• [AIM OF THE EXERCISE]
Extract every line where the string "additions" appears.

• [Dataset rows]
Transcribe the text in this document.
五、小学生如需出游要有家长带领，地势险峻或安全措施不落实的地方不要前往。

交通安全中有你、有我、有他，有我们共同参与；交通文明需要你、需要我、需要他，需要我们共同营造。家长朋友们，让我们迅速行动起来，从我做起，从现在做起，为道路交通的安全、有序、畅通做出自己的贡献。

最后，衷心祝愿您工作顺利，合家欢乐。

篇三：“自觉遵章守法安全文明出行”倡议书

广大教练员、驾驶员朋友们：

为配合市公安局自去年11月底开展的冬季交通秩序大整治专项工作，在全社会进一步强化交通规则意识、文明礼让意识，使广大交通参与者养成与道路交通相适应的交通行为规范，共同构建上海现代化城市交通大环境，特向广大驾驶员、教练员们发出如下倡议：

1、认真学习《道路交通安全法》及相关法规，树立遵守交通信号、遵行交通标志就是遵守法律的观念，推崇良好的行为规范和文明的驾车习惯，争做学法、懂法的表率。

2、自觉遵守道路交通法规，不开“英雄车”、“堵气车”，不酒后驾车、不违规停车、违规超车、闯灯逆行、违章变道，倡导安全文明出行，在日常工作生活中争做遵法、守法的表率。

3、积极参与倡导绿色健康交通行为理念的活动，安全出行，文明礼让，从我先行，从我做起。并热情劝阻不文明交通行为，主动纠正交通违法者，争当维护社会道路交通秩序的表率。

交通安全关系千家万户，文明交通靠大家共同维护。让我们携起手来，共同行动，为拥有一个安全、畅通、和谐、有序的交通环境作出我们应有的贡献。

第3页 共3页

* * *

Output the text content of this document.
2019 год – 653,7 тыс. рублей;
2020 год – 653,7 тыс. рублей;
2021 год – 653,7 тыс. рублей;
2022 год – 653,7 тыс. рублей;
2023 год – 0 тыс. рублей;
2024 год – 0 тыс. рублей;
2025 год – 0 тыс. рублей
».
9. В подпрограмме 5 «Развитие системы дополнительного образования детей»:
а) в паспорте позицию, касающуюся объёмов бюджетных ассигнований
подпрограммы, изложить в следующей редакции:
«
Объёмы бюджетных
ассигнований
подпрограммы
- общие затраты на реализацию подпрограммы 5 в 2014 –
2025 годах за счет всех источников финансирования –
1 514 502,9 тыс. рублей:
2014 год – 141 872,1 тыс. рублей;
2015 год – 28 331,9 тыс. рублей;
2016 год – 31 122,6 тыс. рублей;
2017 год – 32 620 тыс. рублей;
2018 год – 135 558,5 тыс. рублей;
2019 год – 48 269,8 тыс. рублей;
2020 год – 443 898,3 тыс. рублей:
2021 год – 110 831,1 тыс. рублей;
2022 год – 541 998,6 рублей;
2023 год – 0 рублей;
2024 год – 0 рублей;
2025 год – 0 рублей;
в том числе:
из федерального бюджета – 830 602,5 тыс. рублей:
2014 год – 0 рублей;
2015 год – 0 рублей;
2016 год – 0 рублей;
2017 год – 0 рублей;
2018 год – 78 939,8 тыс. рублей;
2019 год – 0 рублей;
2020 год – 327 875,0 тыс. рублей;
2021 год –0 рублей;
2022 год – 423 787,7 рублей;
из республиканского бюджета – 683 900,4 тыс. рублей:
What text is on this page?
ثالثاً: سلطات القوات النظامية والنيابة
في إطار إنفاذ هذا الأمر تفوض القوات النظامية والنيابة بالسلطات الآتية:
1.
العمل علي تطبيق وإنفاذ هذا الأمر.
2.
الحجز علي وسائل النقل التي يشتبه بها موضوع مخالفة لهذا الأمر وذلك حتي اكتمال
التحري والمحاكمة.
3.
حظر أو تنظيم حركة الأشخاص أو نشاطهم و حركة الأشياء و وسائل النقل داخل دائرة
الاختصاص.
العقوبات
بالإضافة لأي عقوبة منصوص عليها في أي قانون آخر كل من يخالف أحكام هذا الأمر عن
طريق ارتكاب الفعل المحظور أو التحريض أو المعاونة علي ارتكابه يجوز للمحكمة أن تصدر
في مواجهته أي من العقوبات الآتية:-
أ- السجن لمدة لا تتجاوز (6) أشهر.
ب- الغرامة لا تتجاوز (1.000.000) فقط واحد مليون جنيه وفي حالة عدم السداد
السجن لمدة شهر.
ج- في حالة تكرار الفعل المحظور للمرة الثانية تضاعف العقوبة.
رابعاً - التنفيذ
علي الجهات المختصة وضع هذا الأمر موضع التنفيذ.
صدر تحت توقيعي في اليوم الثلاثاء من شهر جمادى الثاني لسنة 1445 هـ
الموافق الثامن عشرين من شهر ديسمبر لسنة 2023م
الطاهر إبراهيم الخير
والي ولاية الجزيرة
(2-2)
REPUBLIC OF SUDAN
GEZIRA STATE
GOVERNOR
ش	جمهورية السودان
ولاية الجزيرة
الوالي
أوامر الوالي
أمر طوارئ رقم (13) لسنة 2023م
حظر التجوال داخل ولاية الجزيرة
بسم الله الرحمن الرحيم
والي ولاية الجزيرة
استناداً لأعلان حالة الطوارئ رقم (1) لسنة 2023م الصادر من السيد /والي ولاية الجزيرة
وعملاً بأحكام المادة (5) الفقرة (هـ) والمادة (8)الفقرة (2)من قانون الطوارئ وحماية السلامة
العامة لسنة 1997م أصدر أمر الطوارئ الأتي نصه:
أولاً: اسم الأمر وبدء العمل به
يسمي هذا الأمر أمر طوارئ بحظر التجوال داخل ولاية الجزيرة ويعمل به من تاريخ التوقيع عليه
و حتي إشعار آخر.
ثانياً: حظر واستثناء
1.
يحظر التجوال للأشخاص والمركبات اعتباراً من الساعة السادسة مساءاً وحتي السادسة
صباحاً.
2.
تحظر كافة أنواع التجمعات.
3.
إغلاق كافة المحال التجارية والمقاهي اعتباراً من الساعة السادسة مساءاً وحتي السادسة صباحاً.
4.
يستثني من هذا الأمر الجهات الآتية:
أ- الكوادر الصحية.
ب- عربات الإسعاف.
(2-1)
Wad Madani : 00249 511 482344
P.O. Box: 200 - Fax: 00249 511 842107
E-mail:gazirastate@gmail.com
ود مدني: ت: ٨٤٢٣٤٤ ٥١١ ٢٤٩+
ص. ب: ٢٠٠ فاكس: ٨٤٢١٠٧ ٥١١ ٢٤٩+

...

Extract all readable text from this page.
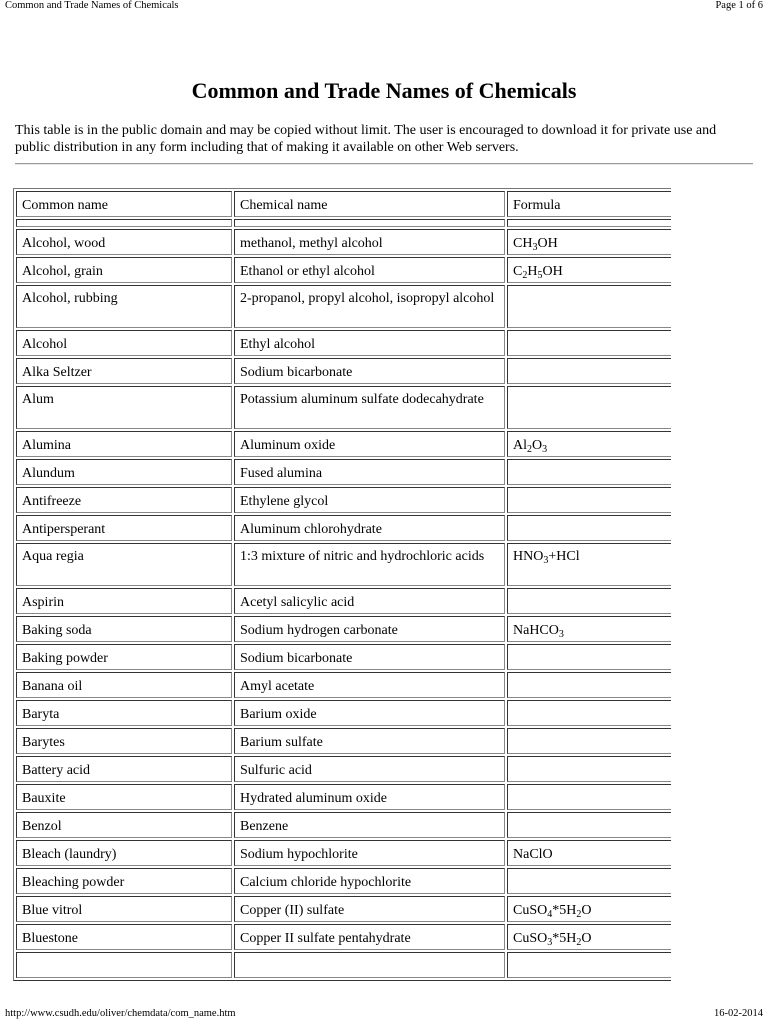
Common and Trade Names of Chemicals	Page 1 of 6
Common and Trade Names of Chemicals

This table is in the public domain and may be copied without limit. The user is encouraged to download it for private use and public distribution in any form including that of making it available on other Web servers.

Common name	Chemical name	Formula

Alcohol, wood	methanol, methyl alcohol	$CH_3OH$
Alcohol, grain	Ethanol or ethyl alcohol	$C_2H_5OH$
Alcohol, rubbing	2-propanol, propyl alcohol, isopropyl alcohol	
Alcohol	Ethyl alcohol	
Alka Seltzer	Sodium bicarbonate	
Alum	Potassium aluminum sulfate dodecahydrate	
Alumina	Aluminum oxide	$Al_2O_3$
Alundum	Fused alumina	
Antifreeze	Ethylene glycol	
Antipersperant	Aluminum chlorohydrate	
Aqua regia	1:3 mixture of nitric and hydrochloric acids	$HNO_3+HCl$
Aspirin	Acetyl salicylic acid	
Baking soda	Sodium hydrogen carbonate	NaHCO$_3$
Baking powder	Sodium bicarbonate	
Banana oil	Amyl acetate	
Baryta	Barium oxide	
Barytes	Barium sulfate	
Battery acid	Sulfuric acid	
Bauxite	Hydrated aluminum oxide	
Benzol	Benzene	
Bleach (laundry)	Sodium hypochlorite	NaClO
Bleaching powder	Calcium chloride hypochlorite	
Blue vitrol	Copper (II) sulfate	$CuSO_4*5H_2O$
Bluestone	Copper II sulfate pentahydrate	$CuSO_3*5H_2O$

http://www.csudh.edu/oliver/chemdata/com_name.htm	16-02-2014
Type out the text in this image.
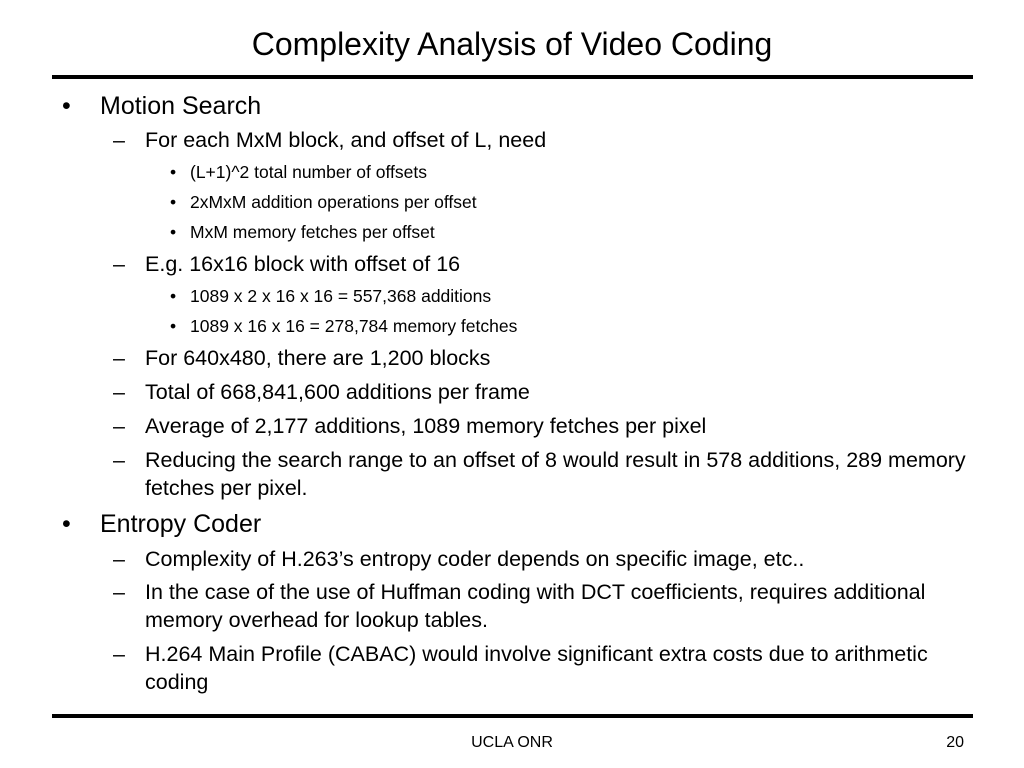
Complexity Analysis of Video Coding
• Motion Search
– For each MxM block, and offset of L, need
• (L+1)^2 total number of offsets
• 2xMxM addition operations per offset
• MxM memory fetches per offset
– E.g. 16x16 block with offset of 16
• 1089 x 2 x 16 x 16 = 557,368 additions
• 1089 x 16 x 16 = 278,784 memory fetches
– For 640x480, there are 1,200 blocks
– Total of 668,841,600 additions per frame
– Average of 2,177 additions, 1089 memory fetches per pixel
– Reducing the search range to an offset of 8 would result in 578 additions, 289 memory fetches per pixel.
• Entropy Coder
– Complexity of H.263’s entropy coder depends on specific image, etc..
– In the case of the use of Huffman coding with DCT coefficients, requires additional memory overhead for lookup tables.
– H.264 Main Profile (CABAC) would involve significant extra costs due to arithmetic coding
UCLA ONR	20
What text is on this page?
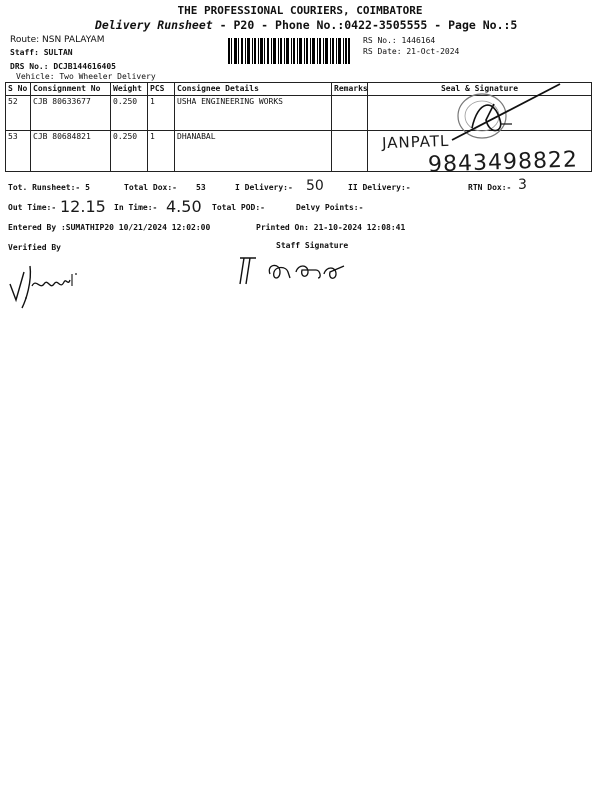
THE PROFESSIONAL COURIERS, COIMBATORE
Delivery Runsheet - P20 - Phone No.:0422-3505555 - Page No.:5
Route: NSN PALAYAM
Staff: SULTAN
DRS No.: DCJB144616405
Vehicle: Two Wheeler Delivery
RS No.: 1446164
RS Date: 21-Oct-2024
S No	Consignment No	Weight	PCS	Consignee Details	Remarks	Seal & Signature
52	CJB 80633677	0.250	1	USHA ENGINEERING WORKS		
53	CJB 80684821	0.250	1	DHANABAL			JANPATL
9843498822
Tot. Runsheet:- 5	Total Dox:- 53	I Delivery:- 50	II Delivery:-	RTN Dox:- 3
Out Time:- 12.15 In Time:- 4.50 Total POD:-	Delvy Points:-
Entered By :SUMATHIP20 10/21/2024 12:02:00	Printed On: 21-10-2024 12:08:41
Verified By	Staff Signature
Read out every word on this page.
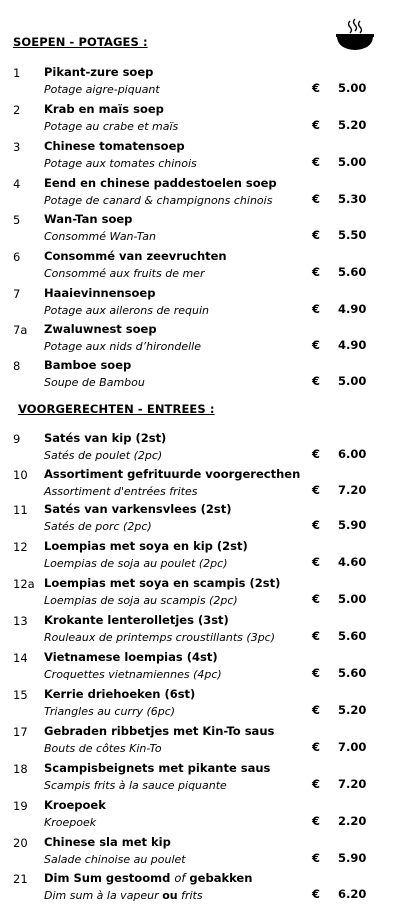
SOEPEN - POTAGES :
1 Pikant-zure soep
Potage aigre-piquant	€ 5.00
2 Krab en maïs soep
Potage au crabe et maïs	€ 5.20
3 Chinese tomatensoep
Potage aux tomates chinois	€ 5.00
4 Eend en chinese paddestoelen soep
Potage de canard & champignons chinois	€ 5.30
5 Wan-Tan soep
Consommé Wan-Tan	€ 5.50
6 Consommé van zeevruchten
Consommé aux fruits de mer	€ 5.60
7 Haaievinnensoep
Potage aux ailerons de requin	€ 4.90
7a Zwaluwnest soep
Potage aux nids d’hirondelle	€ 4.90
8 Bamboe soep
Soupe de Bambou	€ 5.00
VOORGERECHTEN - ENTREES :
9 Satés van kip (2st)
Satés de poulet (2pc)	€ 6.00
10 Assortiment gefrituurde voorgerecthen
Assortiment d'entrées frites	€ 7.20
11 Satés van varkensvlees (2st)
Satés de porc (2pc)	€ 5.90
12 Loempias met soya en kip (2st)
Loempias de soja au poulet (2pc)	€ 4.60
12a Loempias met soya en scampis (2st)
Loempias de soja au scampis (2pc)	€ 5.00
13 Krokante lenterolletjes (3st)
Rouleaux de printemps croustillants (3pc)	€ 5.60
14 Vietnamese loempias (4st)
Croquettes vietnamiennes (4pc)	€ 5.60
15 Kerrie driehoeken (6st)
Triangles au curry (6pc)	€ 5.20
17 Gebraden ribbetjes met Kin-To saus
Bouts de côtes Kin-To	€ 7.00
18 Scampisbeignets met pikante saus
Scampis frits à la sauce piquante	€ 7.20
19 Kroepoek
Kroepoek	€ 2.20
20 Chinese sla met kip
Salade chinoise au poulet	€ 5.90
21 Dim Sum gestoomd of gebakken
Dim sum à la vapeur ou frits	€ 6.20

• [SOLUTION TO THIS EXERCISE]
• 1089 x 2 x 16 x 16 = 557,368 additions
– Total of 668,841,600 additions per frame
– Average of 2,177 additions, 1089 memory fetches per pixel
– Reducing the search range to an offset of 8 would result in 578 additions, 289 memory fetches per pixel.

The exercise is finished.